— Recorded data —

====

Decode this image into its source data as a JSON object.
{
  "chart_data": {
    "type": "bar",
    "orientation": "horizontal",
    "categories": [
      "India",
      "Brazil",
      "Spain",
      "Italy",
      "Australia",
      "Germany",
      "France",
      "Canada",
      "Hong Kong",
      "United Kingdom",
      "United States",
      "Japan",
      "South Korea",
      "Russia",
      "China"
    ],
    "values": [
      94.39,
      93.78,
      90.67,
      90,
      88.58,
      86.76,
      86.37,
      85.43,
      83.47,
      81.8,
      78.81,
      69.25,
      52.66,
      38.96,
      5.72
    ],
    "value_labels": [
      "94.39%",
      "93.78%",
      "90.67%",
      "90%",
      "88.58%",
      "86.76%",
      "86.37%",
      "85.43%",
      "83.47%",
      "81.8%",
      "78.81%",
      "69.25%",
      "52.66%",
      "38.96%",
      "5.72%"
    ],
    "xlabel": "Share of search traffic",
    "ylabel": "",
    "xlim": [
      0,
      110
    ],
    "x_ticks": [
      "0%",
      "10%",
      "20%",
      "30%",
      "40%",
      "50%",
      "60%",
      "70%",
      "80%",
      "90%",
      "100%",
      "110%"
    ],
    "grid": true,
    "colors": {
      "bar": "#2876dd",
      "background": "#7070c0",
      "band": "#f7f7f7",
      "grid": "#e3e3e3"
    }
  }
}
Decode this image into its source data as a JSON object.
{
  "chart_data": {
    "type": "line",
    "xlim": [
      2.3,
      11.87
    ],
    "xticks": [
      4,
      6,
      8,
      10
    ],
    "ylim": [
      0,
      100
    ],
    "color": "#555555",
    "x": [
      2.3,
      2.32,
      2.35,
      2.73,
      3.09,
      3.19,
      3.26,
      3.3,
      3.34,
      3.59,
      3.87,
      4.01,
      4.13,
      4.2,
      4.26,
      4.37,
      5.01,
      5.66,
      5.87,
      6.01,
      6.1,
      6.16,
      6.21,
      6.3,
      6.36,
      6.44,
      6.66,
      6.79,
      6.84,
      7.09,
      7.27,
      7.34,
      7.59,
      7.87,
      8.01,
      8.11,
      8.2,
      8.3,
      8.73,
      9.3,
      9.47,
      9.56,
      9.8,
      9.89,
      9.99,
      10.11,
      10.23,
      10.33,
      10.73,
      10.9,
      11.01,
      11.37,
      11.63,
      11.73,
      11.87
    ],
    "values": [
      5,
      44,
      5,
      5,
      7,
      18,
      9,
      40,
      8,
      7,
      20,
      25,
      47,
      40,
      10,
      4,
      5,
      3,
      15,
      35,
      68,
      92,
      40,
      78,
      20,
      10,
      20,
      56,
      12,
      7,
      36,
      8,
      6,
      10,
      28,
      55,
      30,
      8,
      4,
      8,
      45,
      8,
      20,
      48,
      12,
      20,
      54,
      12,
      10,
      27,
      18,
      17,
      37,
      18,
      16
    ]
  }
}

====

— Set exercise —
Exactly as written above, please repeat the entries.

— Worked answer —
Decode this image into its source data as a JSON object.
{
  "chart_data": {
    "type": "bar",
    "orientation": "horizontal",
    "categories": [
      "India",
      "Brazil",
      "Spain",
      "Italy",
      "Australia",
      "Germany",
      "France",
      "Canada",
      "Hong Kong",
      "United Kingdom",
      "United States",
      "Japan",
      "South Korea",
      "Russia",
      "China"
    ],
    "values": [
      94.39,
      93.78,
      90.67,
      90,
      88.58,
      86.76,
      86.37,
      85.43,
      83.47,
      81.8,
      78.81,
      69.25,
      52.66,
      38.96,
      5.72
    ],
    "value_labels": [
      "94.39%",
      "93.78%",
      "90.67%",
      "90%",
      "88.58%",
      "86.76%",
      "86.37%",
      "85.43%",
      "83.47%",
      "81.8%",
      "78.81%",
      "69.25%",
      "52.66%",
      "38.96%",
      "5.72%"
    ],
    "xlabel": "Share of search traffic",
    "ylabel": "",
    "xlim": [
      0,
      110
    ],
    "x_ticks": [
      "0%",
      "10%",
      "20%",
      "30%",
      "40%",
      "50%",
      "60%",
      "70%",
      "80%",
      "90%",
      "100%",
      "110%"
    ],
    "grid": true,
    "colors": {
      "bar": "#2876dd",
      "background": "#7070c0",
      "band": "#f7f7f7",
      "grid": "#e3e3e3"
    }
  }
}
Decode this image into its source data as a JSON object.
{
  "chart_data": {
    "type": "line",
    "xlim": [
      2.3,
      11.87
    ],
    "xticks": [
      4,
      6,
      8,
      10
    ],
    "ylim": [
      0,
      100
    ],
    "color": "#555555",
    "x": [
      2.3,
      2.32,
      2.35,
      2.73,
      3.09,
      3.19,
      3.26,
      3.3,
      3.34,
      3.59,
      3.87,
      4.01,
      4.13,
      4.2,
      4.26,
      4.37,
      5.01,
      5.66,
      5.87,
      6.01,
      6.1,
      6.16,
      6.21,
      6.3,
      6.36,
      6.44,
      6.66,
      6.79,
      6.84,
      7.09,
      7.27,
      7.34,
      7.59,
      7.87,
      8.01,
      8.11,
      8.2,
      8.3,
      8.73,
      9.3,
      9.47,
      9.56,
      9.8,
      9.89,
      9.99,
      10.11,
      10.23,
      10.33,
      10.73,
      10.9,
      11.01,
      11.37,
      11.63,
      11.73,
      11.87
    ],
    "values": [
      5,
      44,
      5,
      5,
      7,
      18,
      9,
      40,
      8,
      7,
      20,
      25,
      47,
      40,
      10,
      4,
      5,
      3,
      15,
      35,
      68,
      92,
      40,
      78,
      20,
      10,
      20,
      56,
      12,
      7,
      36,
      8,
      6,
      10,
      28,
      55,
      30,
      8,
      4,
      8,
      45,
      8,
      20,
      48,
      12,
      20,
      54,
      12,
      10,
      27,
      18,
      17,
      37,
      18,
      16
    ]
  }
}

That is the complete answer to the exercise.